[What you are asked to do]
Swap "Bar" for "Column" in the records below, beginning at the line that has "Text: △5: △5: [604, 228, 619, 237]" and stopping after the line that has "Bar: [539, 198, 568, 242]". Reproduce only those lines, with everything else unchanged.

[Provided material]
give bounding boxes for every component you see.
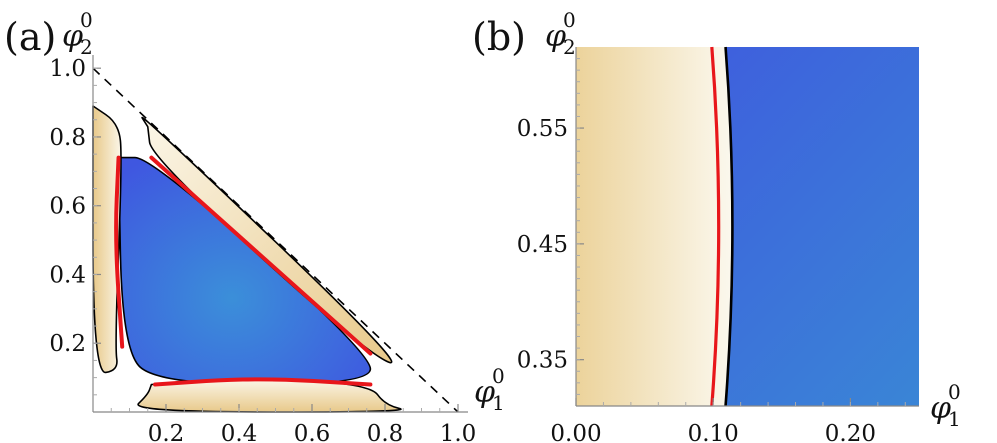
red-boundary-2 <box>153 377 373 387</box>
panel-a-label: (a) <box>4 15 56 59</box>
x-tick-label: 0.8 <box>367 421 404 443</box>
x-tick-label: 0.20 <box>825 421 876 443</box>
panel-b-y-title: φ 0 2 <box>545 8 576 59</box>
red-boundary-0 <box>114 155 125 349</box>
sand-region <box>576 47 733 406</box>
y-tick-label: 0.45 <box>517 232 568 258</box>
y-tick-label: 0.6 <box>49 194 86 220</box>
panel-b-axes: 0.00 0.10 0.20 0.35 0.45 0.55 <box>517 47 919 443</box>
panel-a-x-symbol: φ <box>474 375 495 410</box>
y-tick-label: 0.55 <box>517 116 568 142</box>
panel-a-x-sub: 1 <box>492 391 505 415</box>
panel-b-y-sub: 2 <box>563 35 576 59</box>
panel-b-x-sup: 0 <box>948 380 961 404</box>
panel-a-y-symbol: φ <box>62 19 83 54</box>
panel-b-plot <box>576 46 919 407</box>
panel-b-y-symbol: φ <box>545 19 566 54</box>
x-tick-label: 1.0 <box>440 421 477 443</box>
panel-b-label: (b) <box>472 15 526 59</box>
x-tick-label: 0.4 <box>221 421 258 443</box>
black-boundary <box>724 46 734 407</box>
panel-b: (b) φ 0 2 φ 0 1 0.00 0.10 0.20 0.35 0.45 0.55 <box>472 8 961 443</box>
panel-b-y-sup: 0 <box>563 8 576 32</box>
region-blue-0 <box>117 156 372 386</box>
panel-b-x-sub: 1 <box>948 407 961 431</box>
panel-a-x-sup: 0 <box>492 364 505 388</box>
red-boundary <box>710 46 721 407</box>
panel-a-y-title: φ 0 2 <box>62 8 93 59</box>
x-tick-label: 0.6 <box>294 421 331 443</box>
y-tick-label: 0.35 <box>517 348 568 374</box>
x-tick-label: 0.00 <box>550 421 601 443</box>
y-tick-label: 1.0 <box>49 56 86 82</box>
x-tick-label: 0.2 <box>148 421 185 443</box>
panel-a: (a) φ 0 2 φ 0 1 0.2 0.4 0.6 0.8 1.0 0.2 0.4 0.6… <box>4 8 505 443</box>
x-tick-label: 0.10 <box>688 421 739 443</box>
y-tick-label: 0.2 <box>49 331 86 357</box>
panel-a-boundaries <box>92 67 459 413</box>
panel-a-regions <box>92 105 402 413</box>
panel-a-y-sub: 2 <box>80 35 93 59</box>
panel-b-x-title: φ 0 1 <box>930 380 961 431</box>
region-sand-2 <box>141 116 393 364</box>
panel-a-axes: 0.2 0.4 0.6 0.8 1.0 0.2 0.4 0.6 0.8 1.0 <box>49 55 476 443</box>
panel-a-y-sup: 0 <box>80 8 93 32</box>
y-tick-label: 0.8 <box>49 125 86 151</box>
panel-a-x-title: φ 0 1 <box>474 364 505 415</box>
panel-b-x-symbol: φ <box>930 391 951 426</box>
y-tick-label: 0.4 <box>49 262 86 288</box>
red-boundary-1 <box>149 155 373 356</box>
simplex-dashed-line <box>92 67 459 413</box>
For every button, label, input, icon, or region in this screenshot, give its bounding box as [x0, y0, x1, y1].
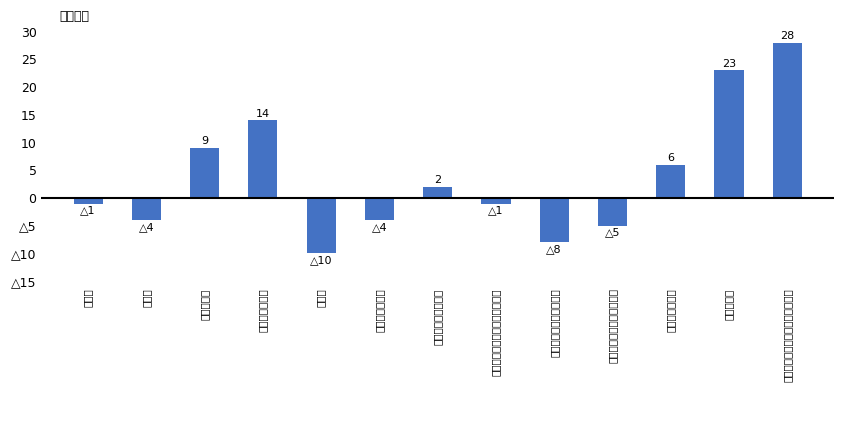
Text: △5: △5: [604, 228, 619, 237]
Text: 郵便業・運輸業: 郵便業・運輸業: [257, 288, 268, 332]
Text: 製造業: 製造業: [141, 288, 151, 307]
Text: 14: 14: [256, 108, 269, 119]
Bar: [306, 198, 335, 254]
Text: △8: △8: [546, 244, 561, 254]
Text: 28: 28: [779, 31, 793, 41]
Text: 教育・学習支援: 教育・学習支援: [665, 288, 675, 332]
Text: 卸売業: 卸売業: [316, 288, 326, 307]
Bar: [481, 198, 510, 203]
Text: △1: △1: [488, 205, 503, 215]
Bar: [771, 43, 801, 198]
Text: △4: △4: [371, 222, 387, 232]
Text: △4: △4: [138, 222, 154, 232]
Text: 生活関連サービス・娯楽業: 生活関連サービス・娯楽業: [607, 288, 617, 363]
Text: 宿泊業・飲食サービス業: 宿泊業・飲食サービス業: [549, 288, 559, 357]
Bar: [190, 148, 219, 198]
Text: △10: △10: [310, 255, 332, 265]
Text: 金融業・保険業: 金融業・保険業: [374, 288, 384, 332]
Bar: [73, 198, 102, 203]
Bar: [365, 198, 393, 220]
Text: 2: 2: [434, 175, 441, 185]
Bar: [656, 164, 684, 198]
Text: 学術研究・専門技術サービス業: 学術研究・専門技術サービス業: [490, 288, 500, 376]
Text: △1: △1: [80, 205, 95, 215]
Text: 23: 23: [721, 59, 735, 69]
Text: （千人）: （千人）: [59, 10, 89, 23]
Text: 医療・福祉: 医療・福祉: [723, 288, 733, 320]
Bar: [423, 187, 452, 198]
Text: サービス業他に分類されないもの: サービス業他に分類されないもの: [782, 288, 792, 382]
Bar: [598, 198, 626, 226]
Text: 情報通信業: 情報通信業: [199, 288, 209, 320]
Text: 建設業: 建設業: [83, 288, 93, 307]
Text: 9: 9: [201, 136, 208, 146]
Bar: [713, 71, 743, 198]
Text: 6: 6: [667, 153, 674, 163]
Bar: [539, 198, 568, 242]
Bar: [248, 120, 277, 198]
Text: 不動産業物品賌貟業: 不動産業物品賌貟業: [432, 288, 442, 344]
Bar: [132, 198, 160, 220]
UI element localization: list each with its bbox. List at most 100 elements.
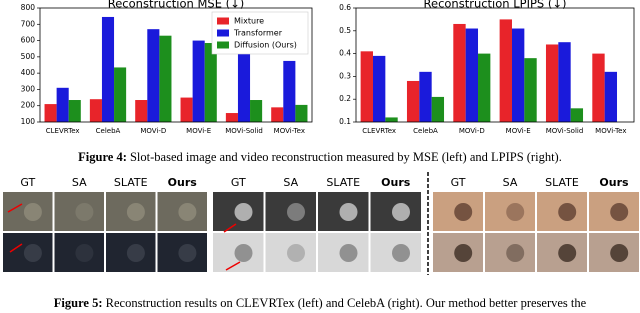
legend-swatch (217, 29, 229, 37)
image-object (454, 244, 473, 262)
bar (204, 43, 217, 123)
bar (44, 104, 57, 122)
column-header: SLATE (545, 176, 579, 189)
bar (360, 51, 373, 122)
bar (511, 28, 525, 122)
image-object (339, 244, 358, 262)
image-object (23, 244, 42, 262)
bar (250, 100, 263, 122)
caption-text: Reconstruction results on CLEVRTex (left… (105, 296, 587, 310)
bar (545, 44, 559, 123)
caption-text: Slot-based image and video reconstructio… (129, 150, 562, 164)
plot-frame (355, 7, 635, 123)
x-tick-label: MOVi-D (459, 127, 485, 135)
bar (295, 104, 308, 122)
image-object (506, 203, 525, 221)
image-object (506, 244, 525, 262)
image-object (75, 203, 94, 221)
image-object (610, 244, 629, 262)
column-header: GT (451, 176, 466, 189)
image-object (610, 203, 629, 221)
image-object (392, 203, 410, 221)
bar (271, 107, 284, 122)
legend-label: Transformer (233, 29, 283, 38)
bar (604, 71, 618, 122)
caption: Figure 4: Slot-based image and video rec… (0, 150, 640, 165)
bar (56, 87, 69, 122)
legend-label: Mixture (234, 17, 264, 26)
y-tick-label: 800 (21, 3, 36, 12)
y-tick-label: 700 (21, 19, 36, 28)
image-object (558, 203, 577, 221)
image-object (234, 244, 253, 262)
bar (419, 71, 432, 122)
bar (101, 16, 115, 123)
caption-label: Figure 4: (78, 150, 127, 164)
bar (406, 80, 420, 122)
y-tick-label: 400 (21, 68, 36, 77)
bar (558, 42, 571, 123)
y-tick-label: 0.6 (339, 3, 351, 12)
chart-title: Reconstruction MSE (↓) (108, 0, 244, 11)
bar (192, 40, 205, 123)
bar (237, 42, 251, 123)
bar (431, 96, 445, 122)
x-tick-label: MOVi-Solid (546, 127, 584, 135)
bar (465, 28, 479, 122)
x-tick-label: CLEVRTex (46, 127, 80, 135)
legend-swatch (217, 17, 229, 25)
image-object (178, 244, 197, 262)
legend-swatch (217, 41, 229, 49)
legend-label: Diffusion (Ours) (234, 41, 297, 50)
bar (524, 58, 537, 122)
caption: Figure 5: Reconstruction results on CLEV… (0, 296, 640, 311)
bar (68, 100, 81, 122)
image-object (287, 203, 305, 221)
x-tick-label: CelebA (96, 127, 121, 135)
bar (147, 29, 160, 122)
x-tick-label: MOVi-Solid (225, 127, 263, 135)
column-header: SA (72, 176, 87, 189)
bar (89, 99, 102, 122)
image-object (126, 244, 145, 262)
y-tick-label: 0.5 (339, 26, 351, 35)
x-tick-label: MOVi-D (140, 127, 166, 135)
x-tick-label: CLEVRTex (362, 127, 396, 135)
image-object (339, 203, 358, 221)
x-tick-label: MOVi-Tex (595, 127, 626, 135)
column-header: GT (20, 176, 35, 189)
bar (499, 19, 512, 122)
bar (385, 117, 398, 122)
chart-title: Reconstruction LPIPS (↓) (424, 0, 567, 11)
y-tick-label: 200 (21, 101, 36, 110)
y-tick-label: 0.4 (339, 49, 351, 58)
column-header: SLATE (326, 176, 360, 189)
x-tick-label: CelebA (413, 127, 438, 135)
column-header: SA (283, 176, 298, 189)
y-tick-label: 0.1 (339, 117, 351, 126)
image-object (392, 244, 410, 262)
image-object (287, 244, 305, 262)
y-tick-label: 300 (21, 84, 36, 93)
bar (372, 55, 386, 122)
bar (180, 97, 193, 122)
image-object (75, 244, 94, 262)
image-object (178, 203, 197, 221)
image-object (234, 203, 253, 221)
bar (478, 53, 491, 122)
image-object (126, 203, 145, 221)
y-tick-label: 0.3 (339, 71, 351, 80)
column-header: Ours (381, 176, 411, 189)
x-tick-label: MOVi-E (186, 127, 211, 135)
plot-frame (39, 7, 313, 123)
annotation-arrow (9, 243, 23, 253)
bar (570, 108, 584, 122)
annotation-arrow (7, 203, 23, 213)
caption-label: Figure 5: (53, 296, 103, 310)
image-object (558, 244, 577, 262)
image-object (454, 203, 473, 221)
y-tick-label: 600 (21, 36, 36, 45)
column-header: SA (503, 176, 518, 189)
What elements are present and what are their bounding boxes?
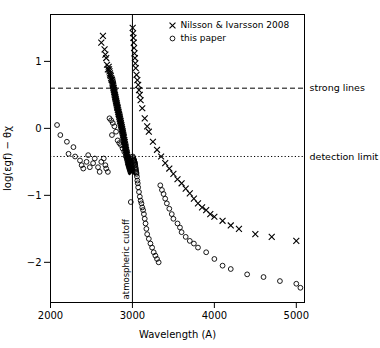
svg-text:−1: −1 — [27, 190, 42, 201]
svg-text:log(εgf) − θχ: log(εgf) − θχ — [2, 126, 13, 191]
svg-text:this paper: this paper — [181, 33, 227, 43]
svg-text:Nilsson & Ivarsson 2008: Nilsson & Ivarsson 2008 — [181, 20, 290, 30]
svg-text:detection limit: detection limit — [310, 151, 379, 162]
svg-text:3000: 3000 — [120, 310, 145, 321]
svg-text:2000: 2000 — [38, 310, 63, 321]
svg-text:4000: 4000 — [202, 310, 227, 321]
svg-text:strong lines: strong lines — [310, 82, 365, 93]
svg-text:1: 1 — [35, 56, 41, 67]
svg-text:Wavelength (A): Wavelength (A) — [139, 329, 216, 340]
svg-text:atmospheric cutoff: atmospheric cutoff — [121, 218, 131, 299]
svg-text:−2: −2 — [27, 257, 42, 268]
svg-text:5000: 5000 — [284, 310, 309, 321]
svg-text:0: 0 — [35, 123, 41, 134]
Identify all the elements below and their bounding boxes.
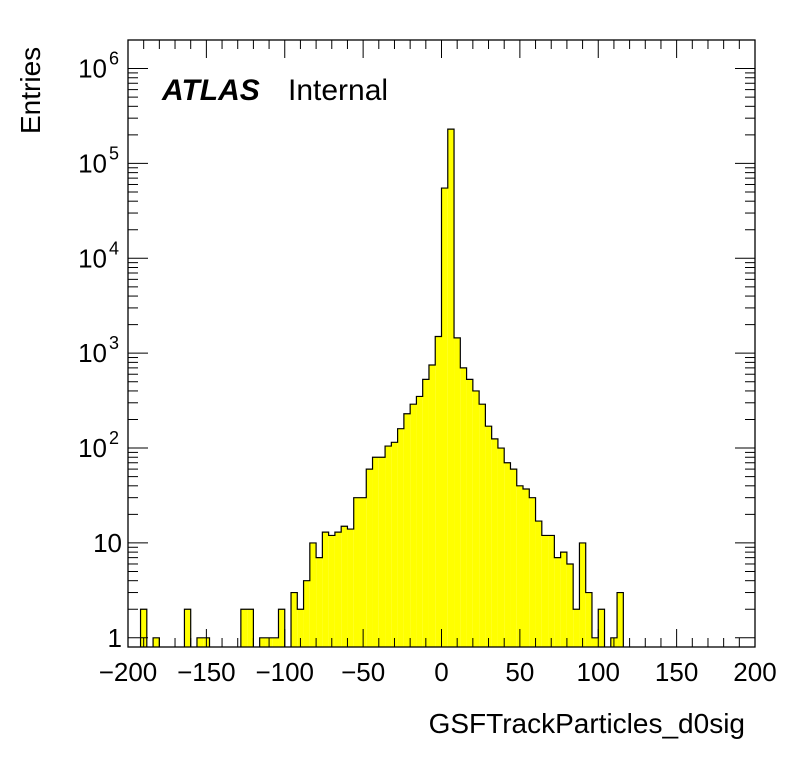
histogram-bar <box>366 469 373 647</box>
histogram-bar <box>510 469 517 647</box>
y-tick-exponent: 3 <box>109 333 119 353</box>
histogram-bar <box>153 637 160 647</box>
x-tick-label: 0 <box>434 657 448 687</box>
x-tick-label: −50 <box>341 657 385 687</box>
x-tick-label: 100 <box>577 657 620 687</box>
y-tick-exponent: 5 <box>109 143 119 163</box>
histogram-bar <box>541 535 549 647</box>
histogram-bar <box>579 542 586 647</box>
histogram-outline <box>139 128 624 647</box>
histogram-bar <box>466 379 473 647</box>
histogram-bar <box>410 404 417 647</box>
histogram-bar <box>353 497 360 647</box>
histogram-bar <box>240 609 248 647</box>
y-tick-label: 10 <box>93 528 122 558</box>
y-tick-label: 10 <box>78 433 107 463</box>
histogram-bar <box>259 637 266 647</box>
histogram-bar <box>535 521 542 647</box>
histogram-bar <box>385 446 392 647</box>
histogram-bar <box>428 365 436 647</box>
histogram-bar <box>316 557 323 647</box>
histogram-bar <box>454 337 461 647</box>
histogram-bar <box>347 529 354 647</box>
histogram-bar <box>485 426 492 647</box>
histogram-bars <box>140 129 624 648</box>
histogram-bar <box>479 404 486 647</box>
histogram-bar <box>140 609 147 647</box>
y-tick-label: 10 <box>78 243 107 273</box>
x-axis-title: GSFTrackParticles_d0sig <box>429 708 745 739</box>
histogram-bar <box>297 609 304 647</box>
atlas-label: ATLAS <box>161 74 260 107</box>
histogram-bar <box>184 609 191 647</box>
histogram-bar <box>529 497 536 647</box>
histogram-bar <box>341 526 348 647</box>
histogram-bar <box>372 457 379 647</box>
histogram-bar <box>497 448 505 647</box>
histogram-bar <box>196 637 204 647</box>
histogram-bar <box>359 497 367 647</box>
histogram-bar <box>591 637 599 647</box>
histogram-bar <box>391 442 398 647</box>
x-tick-label: 200 <box>733 657 776 687</box>
y-tick-exponent: 4 <box>109 238 119 258</box>
histogram-bar <box>548 535 555 647</box>
histogram-bar <box>566 563 574 647</box>
histogram-bar <box>516 485 524 647</box>
status-label: Internal <box>288 74 388 107</box>
histogram-bar <box>334 532 342 647</box>
histogram-bar <box>472 390 480 647</box>
histogram-bar <box>309 542 317 647</box>
y-tick-exponent: 2 <box>109 428 119 448</box>
y-tick-label: 10 <box>78 148 107 178</box>
histogram-bar <box>403 413 411 647</box>
histogram-bar <box>397 428 404 647</box>
y-tick-label: 1 <box>108 623 122 653</box>
histogram-bar <box>378 457 386 647</box>
histogram-bar <box>491 438 498 647</box>
x-axis-ticks <box>127 40 756 647</box>
histogram-bar <box>422 379 429 647</box>
histogram-bar <box>322 532 329 647</box>
histogram-bar <box>523 489 530 647</box>
histogram-bar <box>598 609 605 647</box>
histogram-bar <box>278 609 285 647</box>
x-tick-labels: −200 −150 −100 −50 0 50 100 150 200 <box>99 657 777 687</box>
x-tick-label: 150 <box>655 657 698 687</box>
histogram-bar <box>504 462 511 647</box>
histogram-bar <box>560 552 567 647</box>
histogram-bar <box>435 336 442 647</box>
histogram-bar <box>585 592 592 647</box>
y-tick-exponent: 6 <box>109 49 119 69</box>
histogram-bar <box>247 609 254 647</box>
histogram-bar <box>272 637 279 647</box>
histogram-bar <box>573 609 580 647</box>
y-tick-label: 10 <box>78 54 107 84</box>
histogram-bar <box>441 188 448 647</box>
histogram-bar <box>447 129 455 648</box>
y-axis-title: Entries <box>15 47 46 134</box>
x-tick-label: −150 <box>177 657 236 687</box>
histogram-bar <box>554 557 561 647</box>
histogram-bar <box>291 592 298 647</box>
histogram-bar <box>617 592 624 647</box>
y-tick-label: 10 <box>78 338 107 368</box>
histogram-bar <box>303 580 310 647</box>
x-tick-label: 50 <box>505 657 534 687</box>
x-tick-label: −100 <box>255 657 314 687</box>
histogram-bar <box>328 535 335 647</box>
y-axis-ticks <box>128 39 755 639</box>
histogram-bar <box>416 396 423 647</box>
histogram-bar <box>460 367 467 647</box>
x-tick-label: −200 <box>99 657 158 687</box>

[Full output]
Text: △5: △5: [604, 228, 619, 237]
Text: 郵便業・運輸業: 郵便業・運輸業: [257, 288, 268, 332]
Text: 製造業: 製造業: [141, 288, 151, 307]
Text: 14: 14: [256, 108, 269, 119]
Column: [306, 198, 335, 254]
Text: △8: △8: [546, 244, 561, 254]
Text: 28: 28: [779, 31, 793, 41]
Text: 教育・学習支援: 教育・学習支援: [665, 288, 675, 332]
Text: 卸売業: 卸売業: [316, 288, 326, 307]
Column: [481, 198, 510, 203]
Text: △1: △1: [488, 205, 503, 215]
Column: [771, 43, 801, 198]
Text: △4: △4: [371, 222, 387, 232]
Text: △4: △4: [138, 222, 154, 232]
Text: 生活関連サービス・娯楽業: 生活関連サービス・娯楽業: [607, 288, 617, 363]
Text: 宿泊業・飲食サービス業: 宿泊業・飲食サービス業: [549, 288, 559, 357]
Column: [190, 148, 219, 198]
Text: △10: △10: [310, 255, 332, 265]
Text: 金融業・保険業: 金融業・保険業: [374, 288, 384, 332]
Column: [73, 198, 102, 203]
Column: [365, 198, 393, 220]
Text: 2: 2: [434, 175, 441, 185]
Column: [656, 164, 684, 198]
Text: 学術研究・専門技術サービス業: 学術研究・専門技術サービス業: [490, 288, 500, 376]
Text: △1: △1: [80, 205, 95, 215]
Text: 23: 23: [721, 59, 735, 69]
Text: （千人）: （千人）: [59, 10, 89, 23]
Text: 医療・福祉: 医療・福祉: [723, 288, 733, 320]
Column: [423, 187, 452, 198]
Text: サービス業他に分類されないもの: サービス業他に分類されないもの: [782, 288, 792, 382]
Column: [598, 198, 626, 226]
Text: 情報通信業: 情報通信業: [199, 288, 209, 320]
Text: 建設業: 建設業: [83, 288, 93, 307]
Text: 9: 9: [201, 136, 208, 146]
Column: [713, 71, 743, 198]
Text: 6: 6: [667, 153, 674, 163]
Column: [539, 198, 568, 242]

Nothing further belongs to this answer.